> _Work required_: Using the listing below, copy every line that mentions "headmaster".
>>>
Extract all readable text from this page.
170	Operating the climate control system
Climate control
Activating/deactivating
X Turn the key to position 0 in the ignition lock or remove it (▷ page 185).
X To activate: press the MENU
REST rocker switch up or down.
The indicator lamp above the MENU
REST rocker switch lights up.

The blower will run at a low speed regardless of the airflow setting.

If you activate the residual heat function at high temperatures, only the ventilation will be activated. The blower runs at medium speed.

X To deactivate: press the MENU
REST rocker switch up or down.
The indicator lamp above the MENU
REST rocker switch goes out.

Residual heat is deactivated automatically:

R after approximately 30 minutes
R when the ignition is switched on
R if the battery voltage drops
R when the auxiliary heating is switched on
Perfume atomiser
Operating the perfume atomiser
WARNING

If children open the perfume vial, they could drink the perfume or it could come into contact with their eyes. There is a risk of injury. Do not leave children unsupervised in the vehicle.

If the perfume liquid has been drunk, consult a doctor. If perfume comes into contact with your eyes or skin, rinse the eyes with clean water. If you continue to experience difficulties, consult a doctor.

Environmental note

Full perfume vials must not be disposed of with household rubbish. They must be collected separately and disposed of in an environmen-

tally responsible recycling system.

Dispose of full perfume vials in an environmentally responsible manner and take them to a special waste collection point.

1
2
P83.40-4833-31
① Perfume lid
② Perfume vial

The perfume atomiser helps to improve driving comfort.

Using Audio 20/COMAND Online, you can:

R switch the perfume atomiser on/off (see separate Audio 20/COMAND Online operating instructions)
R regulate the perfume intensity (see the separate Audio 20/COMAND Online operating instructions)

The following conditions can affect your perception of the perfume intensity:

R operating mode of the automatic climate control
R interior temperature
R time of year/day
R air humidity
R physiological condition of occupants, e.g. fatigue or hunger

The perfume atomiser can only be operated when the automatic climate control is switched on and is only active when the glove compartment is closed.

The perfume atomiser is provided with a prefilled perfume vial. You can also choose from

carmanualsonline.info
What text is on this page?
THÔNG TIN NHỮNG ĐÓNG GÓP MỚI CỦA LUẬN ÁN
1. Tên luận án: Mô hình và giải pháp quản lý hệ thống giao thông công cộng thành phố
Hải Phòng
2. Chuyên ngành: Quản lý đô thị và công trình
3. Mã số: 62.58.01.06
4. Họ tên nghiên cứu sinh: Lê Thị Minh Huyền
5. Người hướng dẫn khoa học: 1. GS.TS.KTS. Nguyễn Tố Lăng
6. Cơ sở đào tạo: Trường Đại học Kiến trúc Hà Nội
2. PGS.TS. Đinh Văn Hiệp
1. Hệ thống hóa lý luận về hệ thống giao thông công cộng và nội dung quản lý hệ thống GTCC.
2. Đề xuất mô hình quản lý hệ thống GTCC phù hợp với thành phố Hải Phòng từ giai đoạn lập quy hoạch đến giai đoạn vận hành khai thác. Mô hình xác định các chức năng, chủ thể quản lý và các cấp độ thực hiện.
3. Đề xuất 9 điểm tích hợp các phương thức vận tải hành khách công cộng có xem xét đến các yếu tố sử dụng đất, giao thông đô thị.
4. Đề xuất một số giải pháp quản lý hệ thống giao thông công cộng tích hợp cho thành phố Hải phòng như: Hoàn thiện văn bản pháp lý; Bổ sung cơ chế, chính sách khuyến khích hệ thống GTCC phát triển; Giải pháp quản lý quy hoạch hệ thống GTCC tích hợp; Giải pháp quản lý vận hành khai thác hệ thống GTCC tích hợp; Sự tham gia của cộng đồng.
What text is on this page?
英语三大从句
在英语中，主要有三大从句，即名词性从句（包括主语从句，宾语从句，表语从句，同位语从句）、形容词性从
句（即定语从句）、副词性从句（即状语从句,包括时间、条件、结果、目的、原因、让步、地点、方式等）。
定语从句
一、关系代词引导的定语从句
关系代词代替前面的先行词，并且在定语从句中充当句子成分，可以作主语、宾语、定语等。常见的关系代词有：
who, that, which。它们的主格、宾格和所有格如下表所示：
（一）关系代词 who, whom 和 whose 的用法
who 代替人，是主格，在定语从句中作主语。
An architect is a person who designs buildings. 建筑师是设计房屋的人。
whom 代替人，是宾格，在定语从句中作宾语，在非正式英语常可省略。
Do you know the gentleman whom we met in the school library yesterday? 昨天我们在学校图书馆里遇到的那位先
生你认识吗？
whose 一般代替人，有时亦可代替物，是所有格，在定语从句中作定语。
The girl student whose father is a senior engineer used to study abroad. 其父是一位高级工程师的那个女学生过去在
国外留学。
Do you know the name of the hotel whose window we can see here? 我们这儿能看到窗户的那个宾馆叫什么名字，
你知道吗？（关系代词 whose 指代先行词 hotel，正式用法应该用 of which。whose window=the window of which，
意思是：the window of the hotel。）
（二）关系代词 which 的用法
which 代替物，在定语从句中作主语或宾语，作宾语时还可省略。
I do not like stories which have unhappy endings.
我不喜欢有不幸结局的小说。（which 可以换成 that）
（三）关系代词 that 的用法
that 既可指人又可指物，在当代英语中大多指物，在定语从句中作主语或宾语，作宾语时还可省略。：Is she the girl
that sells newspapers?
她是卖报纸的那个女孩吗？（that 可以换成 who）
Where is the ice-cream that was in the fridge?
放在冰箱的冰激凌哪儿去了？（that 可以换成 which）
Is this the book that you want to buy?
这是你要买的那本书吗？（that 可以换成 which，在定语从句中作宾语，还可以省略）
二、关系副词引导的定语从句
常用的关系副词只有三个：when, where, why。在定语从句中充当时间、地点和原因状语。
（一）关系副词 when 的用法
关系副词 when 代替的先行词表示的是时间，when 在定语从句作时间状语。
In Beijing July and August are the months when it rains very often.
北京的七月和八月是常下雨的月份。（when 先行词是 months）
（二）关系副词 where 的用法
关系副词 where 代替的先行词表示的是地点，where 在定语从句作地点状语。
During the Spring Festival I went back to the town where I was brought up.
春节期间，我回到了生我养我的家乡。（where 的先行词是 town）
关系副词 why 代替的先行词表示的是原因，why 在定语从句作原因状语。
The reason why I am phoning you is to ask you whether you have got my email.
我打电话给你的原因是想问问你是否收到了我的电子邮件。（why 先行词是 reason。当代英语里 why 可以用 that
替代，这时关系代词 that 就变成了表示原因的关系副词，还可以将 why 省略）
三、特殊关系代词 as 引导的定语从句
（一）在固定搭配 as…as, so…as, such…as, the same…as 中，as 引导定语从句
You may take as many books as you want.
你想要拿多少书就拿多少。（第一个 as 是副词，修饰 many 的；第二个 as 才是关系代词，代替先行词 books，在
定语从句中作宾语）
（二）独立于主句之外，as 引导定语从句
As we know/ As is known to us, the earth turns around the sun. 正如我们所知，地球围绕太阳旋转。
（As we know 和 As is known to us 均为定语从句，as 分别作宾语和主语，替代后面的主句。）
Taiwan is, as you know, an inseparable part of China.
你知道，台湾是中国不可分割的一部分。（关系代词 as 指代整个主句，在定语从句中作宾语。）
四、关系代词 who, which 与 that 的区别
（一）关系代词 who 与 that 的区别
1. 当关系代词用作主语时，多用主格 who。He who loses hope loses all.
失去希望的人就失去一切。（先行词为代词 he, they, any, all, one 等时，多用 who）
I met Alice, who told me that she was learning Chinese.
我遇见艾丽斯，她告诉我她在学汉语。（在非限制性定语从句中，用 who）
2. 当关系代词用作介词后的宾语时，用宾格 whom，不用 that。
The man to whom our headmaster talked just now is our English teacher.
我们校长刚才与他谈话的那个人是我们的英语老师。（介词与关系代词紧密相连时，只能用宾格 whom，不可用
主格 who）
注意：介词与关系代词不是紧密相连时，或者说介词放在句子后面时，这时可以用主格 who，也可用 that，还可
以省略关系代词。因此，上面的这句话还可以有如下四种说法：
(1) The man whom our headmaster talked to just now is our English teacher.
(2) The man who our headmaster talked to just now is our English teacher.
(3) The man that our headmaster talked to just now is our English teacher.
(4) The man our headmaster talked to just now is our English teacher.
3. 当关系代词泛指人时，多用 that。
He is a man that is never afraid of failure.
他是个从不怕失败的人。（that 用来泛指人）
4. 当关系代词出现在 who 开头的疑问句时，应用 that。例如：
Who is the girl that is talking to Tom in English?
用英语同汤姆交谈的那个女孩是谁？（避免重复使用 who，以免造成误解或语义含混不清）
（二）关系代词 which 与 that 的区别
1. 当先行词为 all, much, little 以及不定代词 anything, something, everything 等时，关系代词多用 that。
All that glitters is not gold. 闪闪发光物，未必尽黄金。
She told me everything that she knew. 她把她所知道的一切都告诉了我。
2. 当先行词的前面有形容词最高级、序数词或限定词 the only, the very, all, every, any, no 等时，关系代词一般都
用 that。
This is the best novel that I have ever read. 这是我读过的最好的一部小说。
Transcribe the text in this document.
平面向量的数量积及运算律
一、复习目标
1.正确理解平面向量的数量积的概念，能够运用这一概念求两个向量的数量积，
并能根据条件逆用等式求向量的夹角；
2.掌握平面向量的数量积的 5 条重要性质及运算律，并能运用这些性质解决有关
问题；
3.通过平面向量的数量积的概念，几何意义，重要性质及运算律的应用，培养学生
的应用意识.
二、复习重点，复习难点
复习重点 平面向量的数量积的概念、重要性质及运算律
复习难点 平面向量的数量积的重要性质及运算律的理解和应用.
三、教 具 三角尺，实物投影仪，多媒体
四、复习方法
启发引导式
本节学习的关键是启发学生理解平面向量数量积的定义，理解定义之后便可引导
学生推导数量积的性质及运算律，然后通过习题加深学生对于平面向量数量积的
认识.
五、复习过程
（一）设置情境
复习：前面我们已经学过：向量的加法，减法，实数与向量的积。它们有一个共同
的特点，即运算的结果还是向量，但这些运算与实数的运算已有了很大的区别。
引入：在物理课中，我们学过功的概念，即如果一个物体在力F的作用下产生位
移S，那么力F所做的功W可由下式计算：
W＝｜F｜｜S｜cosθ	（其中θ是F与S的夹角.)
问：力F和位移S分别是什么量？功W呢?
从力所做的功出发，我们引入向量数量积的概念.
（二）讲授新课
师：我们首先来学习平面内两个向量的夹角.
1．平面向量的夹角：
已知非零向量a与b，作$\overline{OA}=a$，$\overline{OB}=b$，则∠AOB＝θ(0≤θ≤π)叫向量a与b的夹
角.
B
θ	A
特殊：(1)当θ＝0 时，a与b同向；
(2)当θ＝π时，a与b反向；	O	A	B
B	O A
<<<
> _Complete answer_:
The man to whom our headmaster talked just now is our English teacher.
(1) The man whom our headmaster talked to just now is our English teacher.
(2) The man who our headmaster talked to just now is our English teacher.
(3) The man that our headmaster talked to just now is our English teacher.
(4) The man our headmaster talked to just now is our English teacher.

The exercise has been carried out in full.